### [WORK REQUIRED]
Show all lines holding the string "document".

Dataset records:
※ ※ ※

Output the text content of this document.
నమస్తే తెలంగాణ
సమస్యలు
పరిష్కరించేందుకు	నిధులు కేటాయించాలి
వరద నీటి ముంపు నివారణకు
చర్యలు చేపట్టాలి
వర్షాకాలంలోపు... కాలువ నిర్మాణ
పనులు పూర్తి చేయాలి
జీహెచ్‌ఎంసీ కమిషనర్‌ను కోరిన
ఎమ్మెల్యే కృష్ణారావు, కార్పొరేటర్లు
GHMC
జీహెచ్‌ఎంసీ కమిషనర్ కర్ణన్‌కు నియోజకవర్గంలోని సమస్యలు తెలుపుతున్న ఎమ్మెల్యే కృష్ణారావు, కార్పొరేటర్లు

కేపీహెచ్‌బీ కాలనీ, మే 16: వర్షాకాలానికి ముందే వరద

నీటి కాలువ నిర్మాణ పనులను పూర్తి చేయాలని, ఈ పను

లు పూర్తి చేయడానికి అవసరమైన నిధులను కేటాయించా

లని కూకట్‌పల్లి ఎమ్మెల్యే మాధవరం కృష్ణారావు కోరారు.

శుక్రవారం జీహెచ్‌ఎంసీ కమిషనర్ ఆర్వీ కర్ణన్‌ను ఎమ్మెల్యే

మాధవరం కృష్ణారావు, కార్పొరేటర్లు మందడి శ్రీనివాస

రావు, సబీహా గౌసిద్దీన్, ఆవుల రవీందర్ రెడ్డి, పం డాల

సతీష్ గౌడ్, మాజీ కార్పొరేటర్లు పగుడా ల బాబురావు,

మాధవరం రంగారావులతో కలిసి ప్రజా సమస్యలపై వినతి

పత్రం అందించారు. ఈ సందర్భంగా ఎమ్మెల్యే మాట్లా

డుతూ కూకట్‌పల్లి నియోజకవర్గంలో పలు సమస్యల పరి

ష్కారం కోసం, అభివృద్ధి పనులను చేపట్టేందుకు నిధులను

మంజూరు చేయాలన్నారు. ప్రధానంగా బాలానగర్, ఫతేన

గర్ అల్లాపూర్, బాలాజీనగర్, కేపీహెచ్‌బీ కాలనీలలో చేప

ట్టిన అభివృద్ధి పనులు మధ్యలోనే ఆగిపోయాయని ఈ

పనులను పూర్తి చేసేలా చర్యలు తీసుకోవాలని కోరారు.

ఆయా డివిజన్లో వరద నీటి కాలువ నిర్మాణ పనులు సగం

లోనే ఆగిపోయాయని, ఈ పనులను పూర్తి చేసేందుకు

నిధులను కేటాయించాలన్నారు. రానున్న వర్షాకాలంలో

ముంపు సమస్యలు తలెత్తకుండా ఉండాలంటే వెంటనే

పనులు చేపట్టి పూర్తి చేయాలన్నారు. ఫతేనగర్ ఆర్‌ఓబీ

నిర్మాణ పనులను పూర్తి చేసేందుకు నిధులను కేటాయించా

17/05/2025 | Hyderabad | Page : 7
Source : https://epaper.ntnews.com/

※ ※ ※

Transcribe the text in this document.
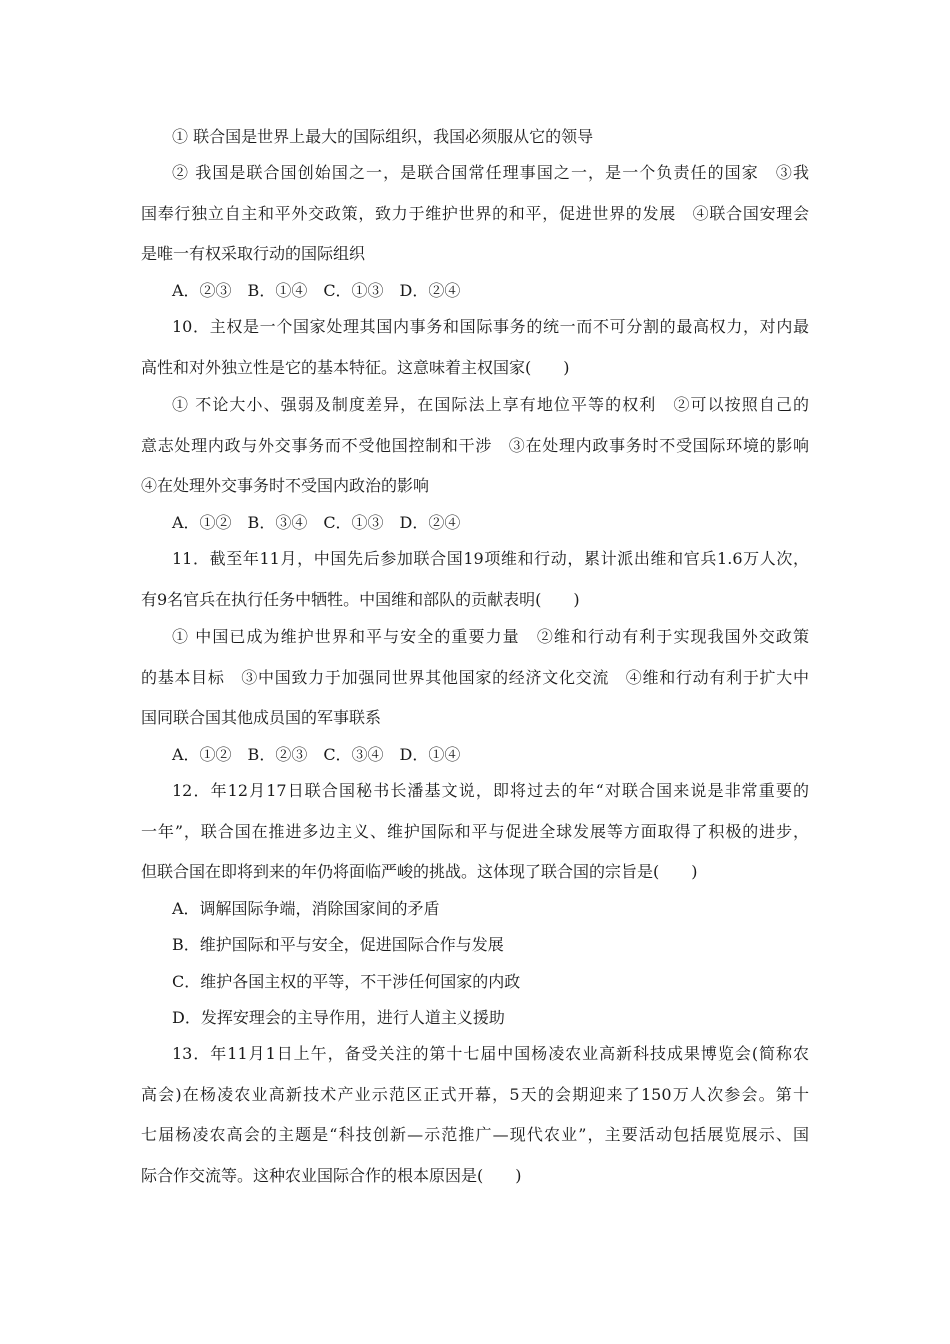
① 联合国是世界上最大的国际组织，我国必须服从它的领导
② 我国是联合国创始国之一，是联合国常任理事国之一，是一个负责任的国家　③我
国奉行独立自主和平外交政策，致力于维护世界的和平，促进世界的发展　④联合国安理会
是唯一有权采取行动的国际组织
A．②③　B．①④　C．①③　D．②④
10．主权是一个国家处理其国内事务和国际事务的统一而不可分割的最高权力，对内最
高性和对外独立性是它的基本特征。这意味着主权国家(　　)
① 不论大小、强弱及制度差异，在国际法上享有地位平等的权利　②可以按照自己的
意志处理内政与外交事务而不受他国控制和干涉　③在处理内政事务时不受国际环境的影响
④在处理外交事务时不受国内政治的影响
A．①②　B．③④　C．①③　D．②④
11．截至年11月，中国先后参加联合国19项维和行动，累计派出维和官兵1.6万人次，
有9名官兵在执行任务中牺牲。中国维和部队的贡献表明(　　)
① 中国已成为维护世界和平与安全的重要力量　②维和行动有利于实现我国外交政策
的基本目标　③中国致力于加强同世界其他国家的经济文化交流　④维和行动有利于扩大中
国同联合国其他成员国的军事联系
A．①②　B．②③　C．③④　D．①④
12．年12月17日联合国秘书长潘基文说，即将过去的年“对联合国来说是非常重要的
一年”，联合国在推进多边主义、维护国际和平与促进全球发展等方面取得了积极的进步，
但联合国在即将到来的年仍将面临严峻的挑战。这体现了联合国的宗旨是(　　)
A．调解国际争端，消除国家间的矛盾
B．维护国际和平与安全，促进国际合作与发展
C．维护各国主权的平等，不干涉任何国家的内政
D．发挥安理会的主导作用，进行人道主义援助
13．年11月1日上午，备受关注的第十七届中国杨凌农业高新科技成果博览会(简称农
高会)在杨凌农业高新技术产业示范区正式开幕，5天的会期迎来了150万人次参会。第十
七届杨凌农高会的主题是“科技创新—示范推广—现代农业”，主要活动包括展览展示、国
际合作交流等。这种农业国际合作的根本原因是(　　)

※ ※ ※

### [RESULT OF THIS TASK]
Output the text content of this document.
Transcribe the text in this document.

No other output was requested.